# [Stated task]
Repeat the data below exactly, dropping any pictures it holds.

# [Task input]

══════════════════════════════

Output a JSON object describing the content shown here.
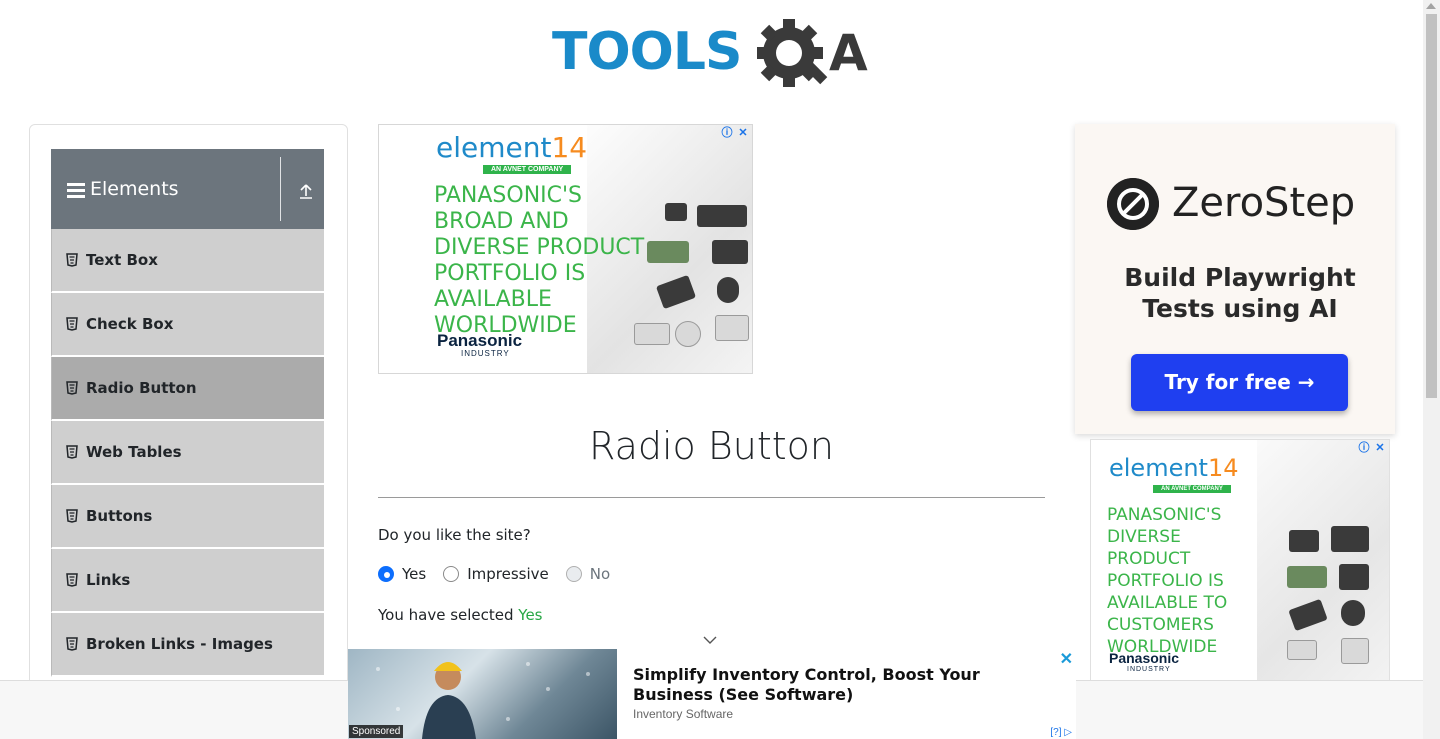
{
  "logo": {
    "text_left": "TOOLS",
    "text_right": "A"
  },
  "sidebar": {
    "group_title": "Elements",
    "items": [
      {
        "label": "Text Box",
        "active": false
      },
      {
        "label": "Check Box",
        "active": false
      },
      {
        "label": "Radio Button",
        "active": true
      },
      {
        "label": "Web Tables",
        "active": false
      },
      {
        "label": "Buttons",
        "active": false
      },
      {
        "label": "Links",
        "active": false
      },
      {
        "label": "Broken Links - Images",
        "active": false
      }
    ]
  },
  "ad_top": {
    "brand": "element",
    "brand_num": "14",
    "sub": "AN AVNET COMPANY",
    "copy": "PANASONIC'S BROAD AND DIVERSE PRODUCT PORTFOLIO IS AVAILABLE WORLDWIDE",
    "partner": "Panasonic",
    "partner_sub": "INDUSTRY"
  },
  "main": {
    "title": "Radio Button",
    "question": "Do you like the site?",
    "options": [
      {
        "label": "Yes",
        "checked": true,
        "disabled": false
      },
      {
        "label": "Impressive",
        "checked": false,
        "disabled": false
      },
      {
        "label": "No",
        "checked": false,
        "disabled": true
      }
    ],
    "result_prefix": "You have selected ",
    "result_value": "Yes"
  },
  "right_ad_1": {
    "name": "ZeroStep",
    "tagline": "Build Playwright Tests using AI",
    "cta": "Try for free →"
  },
  "right_ad_2": {
    "brand": "element",
    "brand_num": "14",
    "sub": "AN AVNET COMPANY",
    "copy": "PANASONIC'S DIVERSE PRODUCT PORTFOLIO IS AVAILABLE TO CUSTOMERS WORLDWIDE",
    "partner": "Panasonic",
    "partner_sub": "INDUSTRY"
  },
  "bottom_ad": {
    "badge": "Sponsored",
    "headline": "Simplify Inventory Control, Boost Your Business (See Software)",
    "source": "Inventory Software",
    "info": "[?]"
  },
  "colors": {
    "accent": "#0d6efd",
    "sidebar_header": "#6c757d",
    "success": "#28a745",
    "brand": "#1a8ac9"
  }
}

══════════════════════════════

# [The reply]
Output a JSON object describing the content shown here.
{
  "logo": {
    "text_left": "TOOLS",
    "text_right": "A"
  },
  "sidebar": {
    "group_title": "Elements",
    "items": [
      {
        "label": "Text Box",
        "active": false
      },
      {
        "label": "Check Box",
        "active": false
      },
      {
        "label": "Radio Button",
        "active": true
      },
      {
        "label": "Web Tables",
        "active": false
      },
      {
        "label": "Buttons",
        "active": false
      },
      {
        "label": "Links",
        "active": false
      },
      {
        "label": "Broken Links - Images",
        "active": false
      }
    ]
  },
  "ad_top": {
    "brand": "element",
    "brand_num": "14",
    "sub": "AN AVNET COMPANY",
    "copy": "PANASONIC'S BROAD AND DIVERSE PRODUCT PORTFOLIO IS AVAILABLE WORLDWIDE",
    "partner": "Panasonic",
    "partner_sub": "INDUSTRY"
  },
  "main": {
    "title": "Radio Button",
    "question": "Do you like the site?",
    "options": [
      {
        "label": "Yes",
        "checked": true,
        "disabled": false
      },
      {
        "label": "Impressive",
        "checked": false,
        "disabled": false
      },
      {
        "label": "No",
        "checked": false,
        "disabled": true
      }
    ],
    "result_prefix": "You have selected ",
    "result_value": "Yes"
  },
  "right_ad_1": {
    "name": "ZeroStep",
    "tagline": "Build Playwright Tests using AI",
    "cta": "Try for free →"
  },
  "right_ad_2": {
    "brand": "element",
    "brand_num": "14",
    "sub": "AN AVNET COMPANY",
    "copy": "PANASONIC'S DIVERSE PRODUCT PORTFOLIO IS AVAILABLE TO CUSTOMERS WORLDWIDE",
    "partner": "Panasonic",
    "partner_sub": "INDUSTRY"
  },
  "bottom_ad": {
    "badge": "Sponsored",
    "headline": "Simplify Inventory Control, Boost Your Business (See Software)",
    "source": "Inventory Software",
    "info": "[?]"
  },
  "colors": {
    "accent": "#0d6efd",
    "sidebar_header": "#6c757d",
    "success": "#28a745",
    "brand": "#1a8ac9"
  }
}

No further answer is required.